[Collected data]
━━━━

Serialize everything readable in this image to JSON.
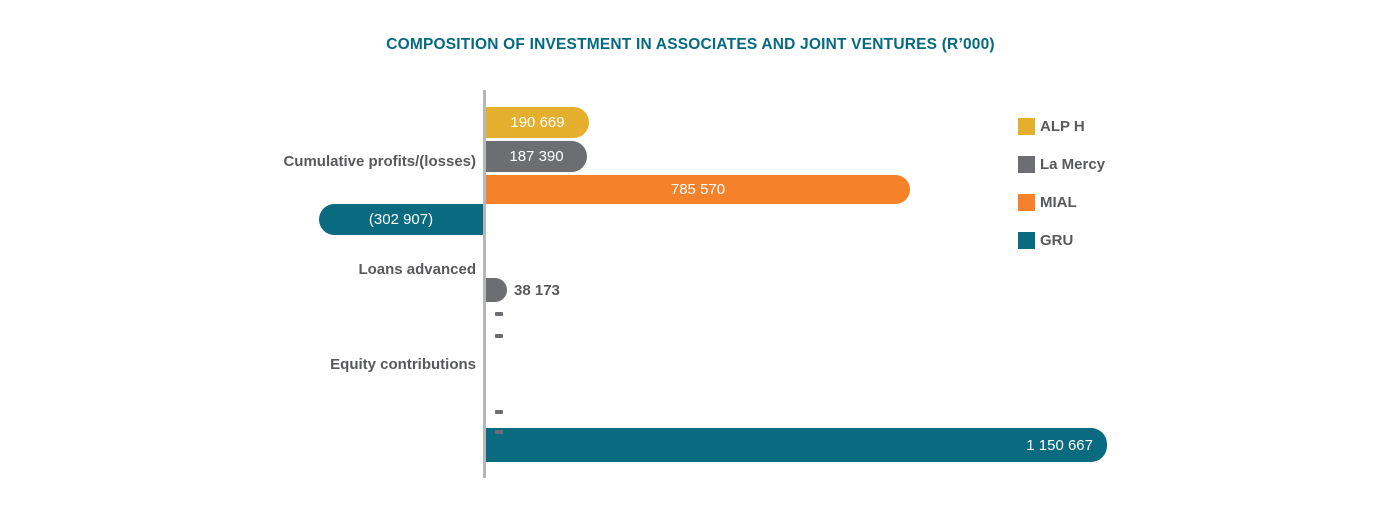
{
  "title": {
    "text": "COMPOSITION OF INVESTMENT IN ASSOCIATES AND JOINT VENTURES (R’000)",
    "color": "#056a80"
  },
  "chart_data": {
    "type": "bar",
    "orientation": "horizontal",
    "title": "COMPOSITION OF INVESTMENT IN ASSOCIATES AND JOINT VENTURES (R’000)",
    "value_unit": "R'000",
    "xlabel": "",
    "ylabel": "",
    "gridlines": false,
    "value_axis_ticks_visible": false,
    "baseline": 0,
    "legend_position": "right",
    "negative_format": "parentheses",
    "zero_format": "-",
    "categories": [
      "Cumulative profits/(losses)",
      "Loans advanced",
      "Equity contributions"
    ],
    "series": [
      {
        "name": "ALP H",
        "color": "#e4af2d",
        "values": [
          190669,
          null,
          null
        ],
        "labels": [
          "190 669",
          null,
          null
        ]
      },
      {
        "name": "La Mercy",
        "color": "#6d6e71",
        "values": [
          187390,
          38173,
          0
        ],
        "labels": [
          "187 390",
          "38 173",
          "-"
        ]
      },
      {
        "name": "MIAL",
        "color": "#f5822a",
        "values": [
          785570,
          0,
          0
        ],
        "labels": [
          "785 570",
          "-",
          "-"
        ]
      },
      {
        "name": "GRU",
        "color": "#0a6a80",
        "values": [
          -302907,
          0,
          1150667
        ],
        "labels": [
          "(302 907)",
          "-",
          "1 150 667"
        ]
      }
    ],
    "colors": {
      "title": "#056a80",
      "category_labels": "#58595b",
      "bar_value_labels_inside": "#ffffff",
      "bar_value_labels_outside": "#58595b",
      "zero_dash": "#6d6e71",
      "axis_line": "#b5b7b9"
    }
  }
}
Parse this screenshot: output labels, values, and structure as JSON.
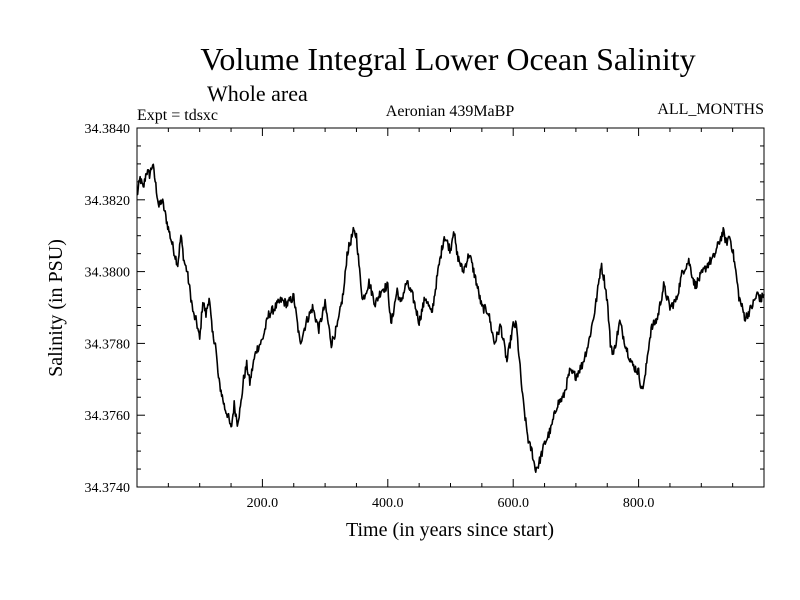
{
  "chart_data": {
    "type": "line",
    "title": "Volume Integral Lower Ocean Salinity",
    "subtitle": "Whole area",
    "expt_label": "Expt = tdsxc",
    "period_label": "Aeronian 439MaBP",
    "months_label": "ALL_MONTHS",
    "xlabel": "Time (in years since start)",
    "ylabel": "Salinity (in PSU)",
    "xlim": [
      0,
      1000
    ],
    "ylim": [
      34.374,
      34.384
    ],
    "x_ticks": [
      200,
      400,
      600,
      800
    ],
    "x_tick_labels": [
      "200.0",
      "400.0",
      "600.0",
      "800.0"
    ],
    "y_ticks": [
      34.374,
      34.376,
      34.378,
      34.38,
      34.382,
      34.384
    ],
    "y_tick_labels": [
      "34.3740",
      "34.3760",
      "34.3780",
      "34.3800",
      "34.3820",
      "34.3840"
    ],
    "grid": false,
    "series": [
      {
        "name": "salinity",
        "color": "#000000",
        "x": [
          0,
          5,
          10,
          15,
          20,
          25,
          30,
          35,
          40,
          50,
          60,
          65,
          70,
          75,
          80,
          85,
          90,
          95,
          100,
          105,
          110,
          115,
          120,
          125,
          130,
          135,
          140,
          145,
          150,
          155,
          160,
          165,
          170,
          175,
          180,
          185,
          190,
          200,
          210,
          220,
          230,
          240,
          250,
          260,
          270,
          280,
          290,
          300,
          310,
          320,
          330,
          335,
          340,
          345,
          350,
          355,
          360,
          370,
          380,
          390,
          400,
          405,
          410,
          415,
          420,
          430,
          440,
          450,
          460,
          470,
          480,
          490,
          500,
          505,
          510,
          520,
          530,
          540,
          550,
          560,
          570,
          580,
          590,
          600,
          605,
          610,
          615,
          620,
          625,
          630,
          635,
          640,
          650,
          660,
          670,
          680,
          690,
          700,
          710,
          720,
          730,
          735,
          740,
          745,
          750,
          755,
          760,
          770,
          780,
          790,
          800,
          805,
          810,
          815,
          820,
          830,
          840,
          850,
          860,
          870,
          880,
          890,
          900,
          910,
          920,
          930,
          935,
          940,
          945,
          950,
          955,
          960,
          970,
          980,
          990,
          995,
          1000
        ],
        "values": [
          34.3821,
          34.3826,
          34.3823,
          34.3828,
          34.3827,
          34.383,
          34.3824,
          34.3818,
          34.382,
          34.3812,
          34.3805,
          34.3802,
          34.381,
          34.3803,
          34.38,
          34.3794,
          34.3788,
          34.3786,
          34.3781,
          34.3792,
          34.3788,
          34.3793,
          34.3783,
          34.378,
          34.377,
          34.3766,
          34.3762,
          34.376,
          34.3756,
          34.3763,
          34.3758,
          34.3762,
          34.377,
          34.3774,
          34.3769,
          34.3774,
          34.3778,
          34.3781,
          34.3788,
          34.379,
          34.3792,
          34.3791,
          34.3793,
          34.378,
          34.3786,
          34.379,
          34.3784,
          34.3791,
          34.378,
          34.3785,
          34.3795,
          34.3805,
          34.3808,
          34.3811,
          34.381,
          34.38,
          34.3792,
          34.3797,
          34.3791,
          34.3795,
          34.3796,
          34.3785,
          34.379,
          34.3795,
          34.3791,
          34.3797,
          34.3793,
          34.3786,
          34.3793,
          34.3788,
          34.38,
          34.381,
          34.3806,
          34.3812,
          34.3805,
          34.38,
          34.3805,
          34.3798,
          34.379,
          34.3789,
          34.378,
          34.3785,
          34.3775,
          34.3785,
          34.3785,
          34.3775,
          34.3765,
          34.3758,
          34.3752,
          34.375,
          34.3745,
          34.3746,
          34.3752,
          34.3756,
          34.3763,
          34.3765,
          34.3772,
          34.3771,
          34.3774,
          34.378,
          34.3789,
          34.3795,
          34.3802,
          34.3798,
          34.3792,
          34.378,
          34.3777,
          34.3786,
          34.3779,
          34.3774,
          34.3772,
          34.3767,
          34.377,
          34.3778,
          34.3784,
          34.3787,
          34.3796,
          34.379,
          34.3792,
          34.38,
          34.3803,
          34.3796,
          34.3799,
          34.3802,
          34.3804,
          34.3809,
          34.3811,
          34.3808,
          34.381,
          34.3806,
          34.38,
          34.3793,
          34.3787,
          34.379,
          34.3794,
          34.3792,
          34.3794
        ]
      }
    ]
  }
}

━━━━

• _Exercise_
Search the material above for "VENTURES". Pull out each line where it shows up.

• _Answer to this task_
    "text": "COMPOSITION OF INVESTMENT IN ASSOCIATES AND JOINT VENTURES (R’000)",
    "title": "COMPOSITION OF INVESTMENT IN ASSOCIATES AND JOINT VENTURES (R’000)",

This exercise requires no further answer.